━━ Dataset rows ━━

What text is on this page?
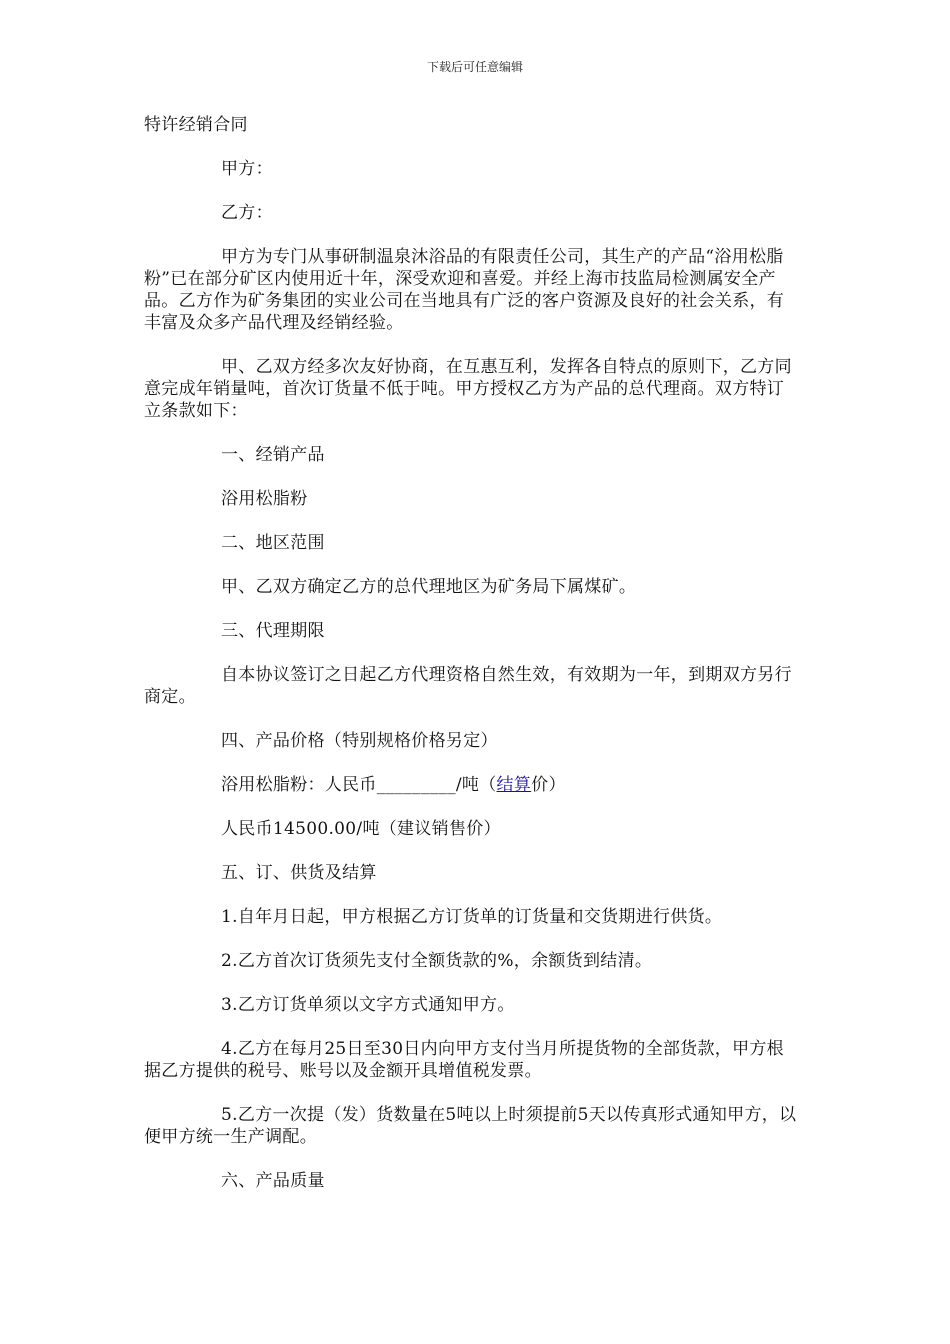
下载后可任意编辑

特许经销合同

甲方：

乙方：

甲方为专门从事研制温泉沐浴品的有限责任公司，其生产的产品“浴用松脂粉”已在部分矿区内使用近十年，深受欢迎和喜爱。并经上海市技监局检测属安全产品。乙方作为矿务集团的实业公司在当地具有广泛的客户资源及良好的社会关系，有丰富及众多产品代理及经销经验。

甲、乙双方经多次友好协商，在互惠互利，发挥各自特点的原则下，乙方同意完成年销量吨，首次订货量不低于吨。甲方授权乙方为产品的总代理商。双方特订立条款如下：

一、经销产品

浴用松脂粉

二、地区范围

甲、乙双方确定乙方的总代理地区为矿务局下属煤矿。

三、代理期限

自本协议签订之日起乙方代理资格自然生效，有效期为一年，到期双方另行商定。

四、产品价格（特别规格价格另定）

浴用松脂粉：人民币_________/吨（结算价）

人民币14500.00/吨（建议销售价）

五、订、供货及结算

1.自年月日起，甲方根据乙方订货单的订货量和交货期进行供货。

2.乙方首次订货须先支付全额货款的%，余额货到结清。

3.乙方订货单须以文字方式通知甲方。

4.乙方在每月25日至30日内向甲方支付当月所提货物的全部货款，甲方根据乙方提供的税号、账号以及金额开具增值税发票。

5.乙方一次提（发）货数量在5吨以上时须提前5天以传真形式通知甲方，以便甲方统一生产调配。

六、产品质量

━━━
━━ Dataset rows ━━

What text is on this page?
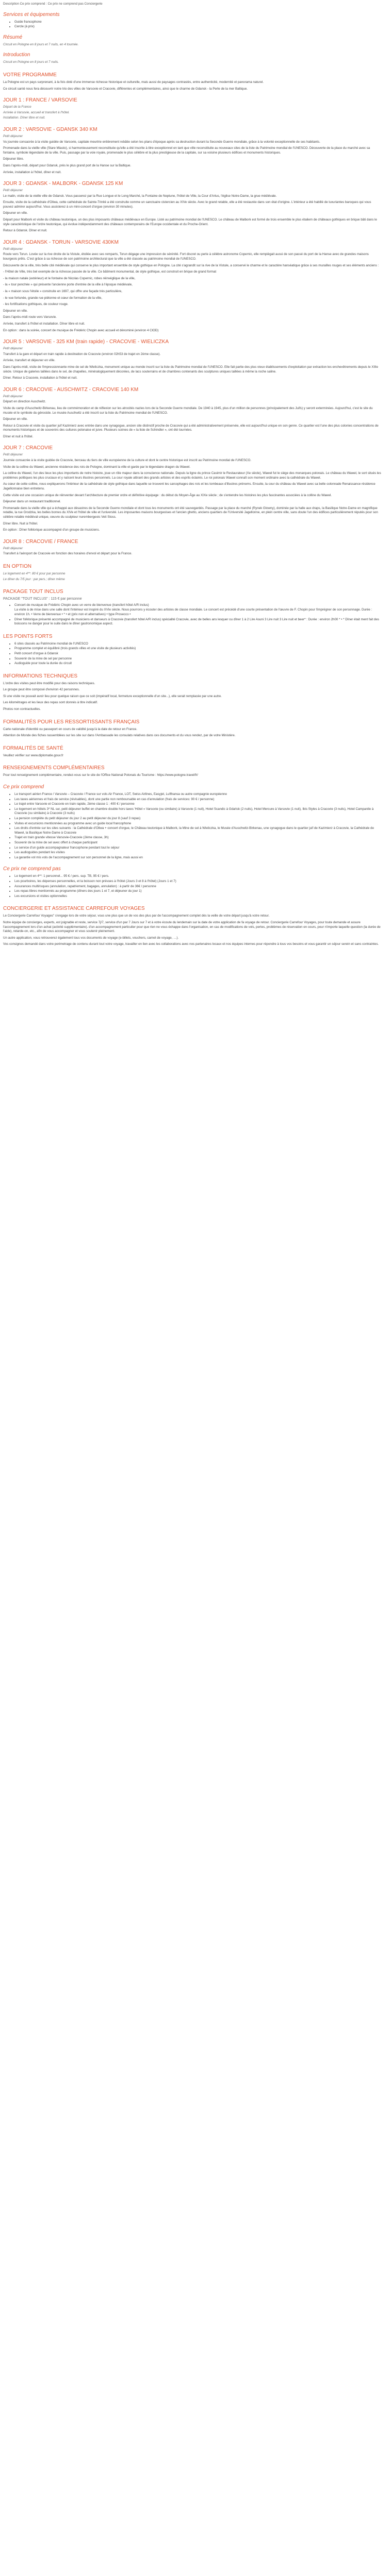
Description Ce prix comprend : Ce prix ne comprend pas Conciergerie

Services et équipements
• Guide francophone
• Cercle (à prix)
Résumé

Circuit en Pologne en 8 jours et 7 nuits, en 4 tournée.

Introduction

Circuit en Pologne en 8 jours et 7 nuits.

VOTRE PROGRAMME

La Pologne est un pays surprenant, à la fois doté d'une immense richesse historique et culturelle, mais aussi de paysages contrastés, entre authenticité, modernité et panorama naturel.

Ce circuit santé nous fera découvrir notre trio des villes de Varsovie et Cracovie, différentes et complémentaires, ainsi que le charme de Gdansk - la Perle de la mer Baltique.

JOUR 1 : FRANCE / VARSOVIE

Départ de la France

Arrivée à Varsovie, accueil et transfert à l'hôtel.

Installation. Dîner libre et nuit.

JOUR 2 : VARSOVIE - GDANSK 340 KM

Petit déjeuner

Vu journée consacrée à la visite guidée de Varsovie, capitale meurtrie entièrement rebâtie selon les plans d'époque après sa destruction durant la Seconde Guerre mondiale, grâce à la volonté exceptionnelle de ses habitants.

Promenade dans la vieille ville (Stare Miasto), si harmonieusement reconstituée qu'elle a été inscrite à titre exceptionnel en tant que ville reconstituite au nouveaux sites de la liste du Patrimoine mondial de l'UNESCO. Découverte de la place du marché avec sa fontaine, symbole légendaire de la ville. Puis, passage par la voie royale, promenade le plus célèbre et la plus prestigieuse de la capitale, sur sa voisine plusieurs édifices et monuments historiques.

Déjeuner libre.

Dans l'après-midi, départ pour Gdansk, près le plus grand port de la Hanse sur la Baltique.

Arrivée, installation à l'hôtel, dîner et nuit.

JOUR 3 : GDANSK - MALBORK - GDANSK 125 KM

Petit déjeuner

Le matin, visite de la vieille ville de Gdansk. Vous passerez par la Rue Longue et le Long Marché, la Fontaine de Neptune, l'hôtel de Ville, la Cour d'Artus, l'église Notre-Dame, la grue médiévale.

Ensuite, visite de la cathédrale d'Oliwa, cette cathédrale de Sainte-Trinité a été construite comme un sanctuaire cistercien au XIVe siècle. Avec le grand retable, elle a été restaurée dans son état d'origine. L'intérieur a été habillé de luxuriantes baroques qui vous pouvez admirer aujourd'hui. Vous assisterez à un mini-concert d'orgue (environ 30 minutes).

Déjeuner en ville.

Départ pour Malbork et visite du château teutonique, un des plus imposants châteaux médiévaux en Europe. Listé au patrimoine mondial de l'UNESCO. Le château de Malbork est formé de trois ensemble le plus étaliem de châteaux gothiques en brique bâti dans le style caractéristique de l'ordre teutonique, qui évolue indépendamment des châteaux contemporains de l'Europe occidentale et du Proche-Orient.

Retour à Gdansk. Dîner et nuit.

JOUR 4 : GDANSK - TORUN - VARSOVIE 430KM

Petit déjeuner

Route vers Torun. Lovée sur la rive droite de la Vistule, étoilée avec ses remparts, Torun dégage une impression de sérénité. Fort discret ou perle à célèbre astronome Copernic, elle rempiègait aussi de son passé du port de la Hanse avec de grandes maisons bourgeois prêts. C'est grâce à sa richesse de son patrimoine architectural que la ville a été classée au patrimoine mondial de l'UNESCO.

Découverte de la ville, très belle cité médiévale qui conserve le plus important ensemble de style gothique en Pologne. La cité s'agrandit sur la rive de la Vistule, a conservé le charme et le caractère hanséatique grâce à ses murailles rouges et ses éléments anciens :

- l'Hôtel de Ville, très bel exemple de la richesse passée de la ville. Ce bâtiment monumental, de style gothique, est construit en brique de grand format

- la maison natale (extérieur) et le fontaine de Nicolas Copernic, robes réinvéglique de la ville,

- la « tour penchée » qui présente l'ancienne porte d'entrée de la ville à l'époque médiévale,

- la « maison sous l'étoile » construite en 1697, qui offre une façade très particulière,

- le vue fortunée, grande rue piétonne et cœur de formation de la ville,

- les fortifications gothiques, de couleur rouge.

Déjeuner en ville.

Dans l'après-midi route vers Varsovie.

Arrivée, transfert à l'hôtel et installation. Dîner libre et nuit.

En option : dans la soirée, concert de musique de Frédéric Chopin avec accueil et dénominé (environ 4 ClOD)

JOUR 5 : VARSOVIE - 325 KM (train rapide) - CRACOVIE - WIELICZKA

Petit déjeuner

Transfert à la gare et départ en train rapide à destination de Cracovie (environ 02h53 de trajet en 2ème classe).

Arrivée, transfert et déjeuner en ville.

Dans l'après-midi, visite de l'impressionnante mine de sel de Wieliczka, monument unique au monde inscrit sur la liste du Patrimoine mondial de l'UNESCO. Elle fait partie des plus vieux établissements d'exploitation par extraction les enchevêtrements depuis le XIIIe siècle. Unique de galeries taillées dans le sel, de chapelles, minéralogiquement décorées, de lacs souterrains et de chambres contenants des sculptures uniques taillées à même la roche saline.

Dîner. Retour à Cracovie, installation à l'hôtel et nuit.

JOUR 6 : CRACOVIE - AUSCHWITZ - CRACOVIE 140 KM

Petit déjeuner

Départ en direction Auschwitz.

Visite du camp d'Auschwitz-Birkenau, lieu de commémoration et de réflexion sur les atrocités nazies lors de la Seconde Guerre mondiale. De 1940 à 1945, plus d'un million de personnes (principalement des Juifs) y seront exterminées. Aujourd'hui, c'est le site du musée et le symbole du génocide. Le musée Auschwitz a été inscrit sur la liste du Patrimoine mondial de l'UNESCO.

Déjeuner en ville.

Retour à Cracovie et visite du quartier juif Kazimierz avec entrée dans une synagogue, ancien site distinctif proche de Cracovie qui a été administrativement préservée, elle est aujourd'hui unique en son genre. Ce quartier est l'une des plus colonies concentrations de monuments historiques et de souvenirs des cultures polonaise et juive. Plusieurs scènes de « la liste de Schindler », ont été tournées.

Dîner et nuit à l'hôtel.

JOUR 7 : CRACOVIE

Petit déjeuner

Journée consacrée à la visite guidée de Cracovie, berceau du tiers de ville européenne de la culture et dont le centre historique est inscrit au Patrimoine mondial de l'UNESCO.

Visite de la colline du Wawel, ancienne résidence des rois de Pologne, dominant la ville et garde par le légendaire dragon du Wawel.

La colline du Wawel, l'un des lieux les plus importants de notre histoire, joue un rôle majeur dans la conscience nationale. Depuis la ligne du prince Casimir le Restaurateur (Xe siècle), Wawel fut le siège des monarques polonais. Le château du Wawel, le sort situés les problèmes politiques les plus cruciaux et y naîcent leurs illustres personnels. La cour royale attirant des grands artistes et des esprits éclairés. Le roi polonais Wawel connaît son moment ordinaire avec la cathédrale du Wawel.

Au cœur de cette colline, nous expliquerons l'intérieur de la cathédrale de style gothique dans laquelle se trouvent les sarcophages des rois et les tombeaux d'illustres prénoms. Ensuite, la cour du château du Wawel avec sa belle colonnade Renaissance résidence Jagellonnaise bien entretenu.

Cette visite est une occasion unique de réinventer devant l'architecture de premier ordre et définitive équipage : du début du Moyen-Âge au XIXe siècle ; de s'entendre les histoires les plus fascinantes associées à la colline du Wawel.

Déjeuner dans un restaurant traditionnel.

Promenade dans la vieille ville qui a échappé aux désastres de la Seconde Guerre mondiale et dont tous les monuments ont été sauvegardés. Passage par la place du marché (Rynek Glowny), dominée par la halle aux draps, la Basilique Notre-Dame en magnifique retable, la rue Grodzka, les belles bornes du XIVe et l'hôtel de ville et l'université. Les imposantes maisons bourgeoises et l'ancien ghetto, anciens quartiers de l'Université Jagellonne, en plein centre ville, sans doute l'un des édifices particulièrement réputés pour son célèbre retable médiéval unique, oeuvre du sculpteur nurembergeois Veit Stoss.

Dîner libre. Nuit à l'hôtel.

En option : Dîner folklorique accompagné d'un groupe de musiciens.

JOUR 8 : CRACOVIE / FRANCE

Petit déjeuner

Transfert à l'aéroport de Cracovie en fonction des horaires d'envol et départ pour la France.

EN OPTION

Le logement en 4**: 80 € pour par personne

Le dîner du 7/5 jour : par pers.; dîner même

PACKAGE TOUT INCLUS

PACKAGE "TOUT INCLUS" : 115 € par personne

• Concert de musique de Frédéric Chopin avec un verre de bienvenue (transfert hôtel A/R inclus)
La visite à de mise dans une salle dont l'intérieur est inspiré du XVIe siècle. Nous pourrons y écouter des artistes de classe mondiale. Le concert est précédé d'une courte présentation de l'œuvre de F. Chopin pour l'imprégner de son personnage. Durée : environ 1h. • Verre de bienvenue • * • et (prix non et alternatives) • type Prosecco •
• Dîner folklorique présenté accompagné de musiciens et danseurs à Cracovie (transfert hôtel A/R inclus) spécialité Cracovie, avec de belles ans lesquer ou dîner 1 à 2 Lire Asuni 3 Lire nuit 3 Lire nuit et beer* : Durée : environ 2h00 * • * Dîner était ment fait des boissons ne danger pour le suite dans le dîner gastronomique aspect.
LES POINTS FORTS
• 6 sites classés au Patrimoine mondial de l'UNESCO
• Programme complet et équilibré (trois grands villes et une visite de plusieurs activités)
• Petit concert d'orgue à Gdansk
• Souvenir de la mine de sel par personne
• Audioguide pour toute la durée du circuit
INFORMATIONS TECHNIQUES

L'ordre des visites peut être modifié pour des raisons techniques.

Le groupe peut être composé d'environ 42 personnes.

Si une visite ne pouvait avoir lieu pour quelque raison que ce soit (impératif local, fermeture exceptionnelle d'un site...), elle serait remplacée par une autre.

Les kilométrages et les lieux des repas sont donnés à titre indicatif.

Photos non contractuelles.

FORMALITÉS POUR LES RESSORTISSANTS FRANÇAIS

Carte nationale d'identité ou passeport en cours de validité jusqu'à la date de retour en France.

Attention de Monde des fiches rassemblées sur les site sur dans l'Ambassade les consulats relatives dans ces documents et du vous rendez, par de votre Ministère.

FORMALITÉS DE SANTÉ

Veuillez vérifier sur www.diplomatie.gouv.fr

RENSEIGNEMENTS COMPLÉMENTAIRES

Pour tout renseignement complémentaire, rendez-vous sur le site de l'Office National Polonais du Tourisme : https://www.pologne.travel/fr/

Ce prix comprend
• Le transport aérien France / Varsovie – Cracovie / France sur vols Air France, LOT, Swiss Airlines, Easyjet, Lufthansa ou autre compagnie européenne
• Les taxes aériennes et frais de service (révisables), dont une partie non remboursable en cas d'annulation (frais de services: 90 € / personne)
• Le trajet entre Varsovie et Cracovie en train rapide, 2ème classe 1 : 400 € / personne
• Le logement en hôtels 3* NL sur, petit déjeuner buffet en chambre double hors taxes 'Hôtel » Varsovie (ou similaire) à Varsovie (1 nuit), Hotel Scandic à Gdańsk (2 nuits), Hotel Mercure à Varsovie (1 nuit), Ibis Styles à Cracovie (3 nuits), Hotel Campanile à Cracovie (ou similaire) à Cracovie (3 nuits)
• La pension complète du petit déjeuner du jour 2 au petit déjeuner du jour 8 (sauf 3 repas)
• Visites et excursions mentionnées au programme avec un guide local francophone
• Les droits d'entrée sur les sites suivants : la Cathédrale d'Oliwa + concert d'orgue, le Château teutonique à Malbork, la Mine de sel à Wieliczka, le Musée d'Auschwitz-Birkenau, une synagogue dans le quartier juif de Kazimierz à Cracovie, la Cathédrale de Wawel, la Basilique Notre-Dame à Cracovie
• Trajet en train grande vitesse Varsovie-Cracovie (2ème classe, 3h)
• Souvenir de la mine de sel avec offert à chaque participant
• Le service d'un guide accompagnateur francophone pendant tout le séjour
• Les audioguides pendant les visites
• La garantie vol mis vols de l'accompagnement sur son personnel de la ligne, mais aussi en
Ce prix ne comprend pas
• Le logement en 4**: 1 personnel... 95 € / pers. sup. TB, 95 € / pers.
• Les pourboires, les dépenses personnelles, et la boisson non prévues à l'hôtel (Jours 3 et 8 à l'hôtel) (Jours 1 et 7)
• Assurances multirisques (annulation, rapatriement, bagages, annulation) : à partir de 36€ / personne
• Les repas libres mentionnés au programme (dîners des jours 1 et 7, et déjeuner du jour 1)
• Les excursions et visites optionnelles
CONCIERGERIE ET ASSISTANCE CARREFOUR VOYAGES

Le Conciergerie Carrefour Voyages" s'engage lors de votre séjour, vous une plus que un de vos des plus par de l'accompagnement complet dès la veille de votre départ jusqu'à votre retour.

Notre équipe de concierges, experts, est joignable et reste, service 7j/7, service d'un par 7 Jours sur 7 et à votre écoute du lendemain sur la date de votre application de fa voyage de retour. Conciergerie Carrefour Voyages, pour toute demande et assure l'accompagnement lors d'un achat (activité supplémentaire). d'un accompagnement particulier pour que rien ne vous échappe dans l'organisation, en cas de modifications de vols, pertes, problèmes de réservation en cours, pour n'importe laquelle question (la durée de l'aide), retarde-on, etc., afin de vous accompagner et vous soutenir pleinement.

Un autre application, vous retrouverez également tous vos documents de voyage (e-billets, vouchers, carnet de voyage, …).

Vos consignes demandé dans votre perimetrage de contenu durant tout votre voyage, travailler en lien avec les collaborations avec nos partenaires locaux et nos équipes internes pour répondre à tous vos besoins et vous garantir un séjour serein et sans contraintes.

━━━
━━ Dataset rows ━━

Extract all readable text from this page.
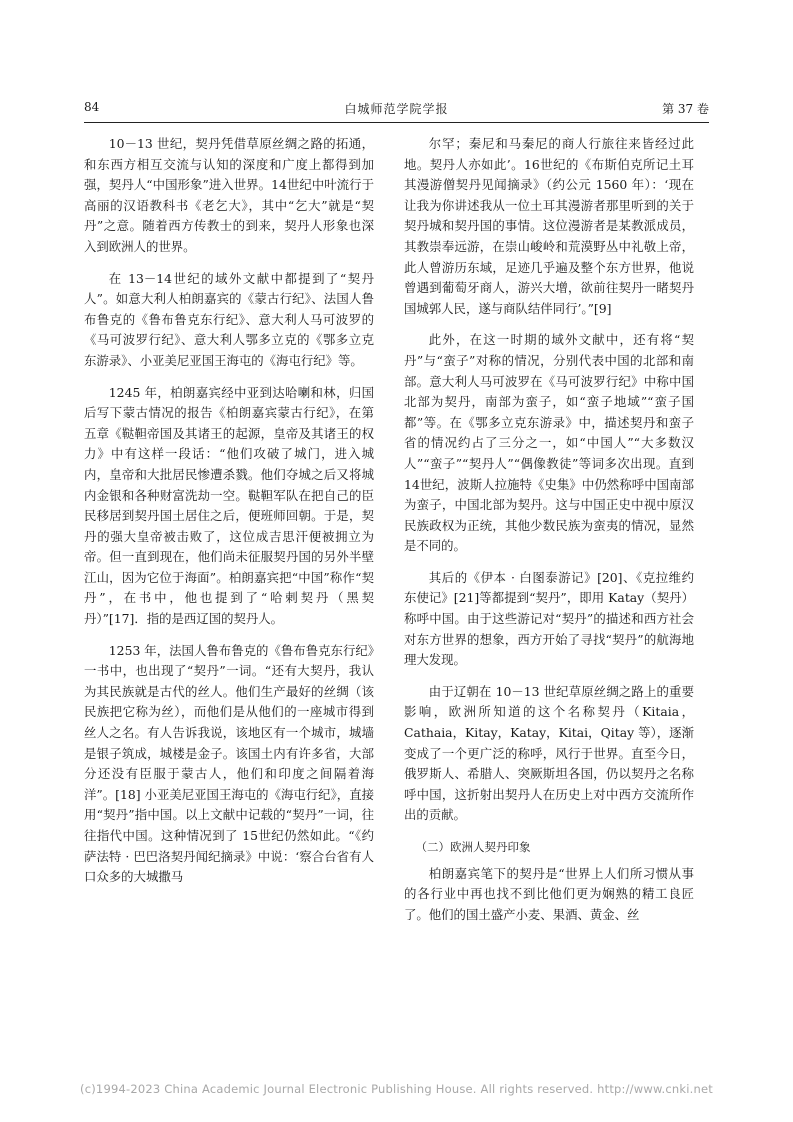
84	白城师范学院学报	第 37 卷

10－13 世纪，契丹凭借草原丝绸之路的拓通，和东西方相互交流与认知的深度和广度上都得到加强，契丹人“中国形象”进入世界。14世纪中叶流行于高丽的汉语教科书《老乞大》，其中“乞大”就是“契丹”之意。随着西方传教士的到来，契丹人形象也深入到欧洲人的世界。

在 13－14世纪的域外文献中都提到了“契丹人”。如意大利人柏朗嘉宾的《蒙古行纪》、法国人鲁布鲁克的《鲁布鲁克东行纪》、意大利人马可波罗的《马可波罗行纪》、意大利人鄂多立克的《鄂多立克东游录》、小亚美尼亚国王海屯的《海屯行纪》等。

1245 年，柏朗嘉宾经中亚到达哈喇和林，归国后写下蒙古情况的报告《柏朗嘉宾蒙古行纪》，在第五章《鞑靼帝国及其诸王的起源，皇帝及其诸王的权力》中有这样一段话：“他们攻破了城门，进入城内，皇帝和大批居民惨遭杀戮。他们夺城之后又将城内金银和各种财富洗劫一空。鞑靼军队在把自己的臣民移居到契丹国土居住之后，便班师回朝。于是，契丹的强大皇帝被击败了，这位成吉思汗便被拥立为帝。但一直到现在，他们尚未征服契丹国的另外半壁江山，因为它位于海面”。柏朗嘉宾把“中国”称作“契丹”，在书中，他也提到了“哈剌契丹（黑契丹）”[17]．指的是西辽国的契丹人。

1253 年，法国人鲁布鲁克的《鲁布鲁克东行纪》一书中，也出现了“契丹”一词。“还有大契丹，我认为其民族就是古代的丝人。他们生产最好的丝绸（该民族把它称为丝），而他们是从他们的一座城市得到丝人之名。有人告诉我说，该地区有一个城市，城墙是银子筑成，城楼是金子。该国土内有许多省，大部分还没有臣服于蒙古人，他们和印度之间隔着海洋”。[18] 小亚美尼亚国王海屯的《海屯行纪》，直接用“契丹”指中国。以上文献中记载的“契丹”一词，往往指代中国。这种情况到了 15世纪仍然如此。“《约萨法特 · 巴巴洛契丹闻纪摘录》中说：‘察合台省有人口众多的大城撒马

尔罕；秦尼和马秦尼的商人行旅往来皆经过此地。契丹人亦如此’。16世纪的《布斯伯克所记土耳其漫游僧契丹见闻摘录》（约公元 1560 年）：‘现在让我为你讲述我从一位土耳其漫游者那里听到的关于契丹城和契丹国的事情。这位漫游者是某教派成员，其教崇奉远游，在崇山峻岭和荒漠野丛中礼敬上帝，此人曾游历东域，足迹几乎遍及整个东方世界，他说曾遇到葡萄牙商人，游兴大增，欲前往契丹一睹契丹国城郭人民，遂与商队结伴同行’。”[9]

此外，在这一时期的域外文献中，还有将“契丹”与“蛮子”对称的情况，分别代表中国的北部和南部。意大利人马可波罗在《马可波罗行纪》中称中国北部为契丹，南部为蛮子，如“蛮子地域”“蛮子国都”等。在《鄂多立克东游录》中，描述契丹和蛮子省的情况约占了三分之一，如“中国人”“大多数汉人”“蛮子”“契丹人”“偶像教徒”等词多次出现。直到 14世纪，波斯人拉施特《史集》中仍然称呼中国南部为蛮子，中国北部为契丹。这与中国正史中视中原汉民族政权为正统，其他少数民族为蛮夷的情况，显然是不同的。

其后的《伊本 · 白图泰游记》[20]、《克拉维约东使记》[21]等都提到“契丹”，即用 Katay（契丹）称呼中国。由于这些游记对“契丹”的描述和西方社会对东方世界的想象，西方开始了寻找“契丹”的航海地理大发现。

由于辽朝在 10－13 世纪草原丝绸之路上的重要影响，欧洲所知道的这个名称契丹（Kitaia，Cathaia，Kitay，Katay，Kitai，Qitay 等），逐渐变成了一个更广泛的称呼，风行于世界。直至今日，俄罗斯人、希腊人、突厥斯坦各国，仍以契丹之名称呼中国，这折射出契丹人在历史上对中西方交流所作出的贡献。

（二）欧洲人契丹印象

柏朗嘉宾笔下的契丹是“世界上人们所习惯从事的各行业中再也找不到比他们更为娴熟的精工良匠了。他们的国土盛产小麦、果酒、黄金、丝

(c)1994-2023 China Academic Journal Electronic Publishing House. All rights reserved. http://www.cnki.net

━━━

* [The task] Which lines contain the word "comprend"? Copy each one.

* [Solution for this exercise]
Description Ce prix comprend : Ce prix ne comprend pas Conciergerie
Ce prix comprend
Ce prix ne comprend pas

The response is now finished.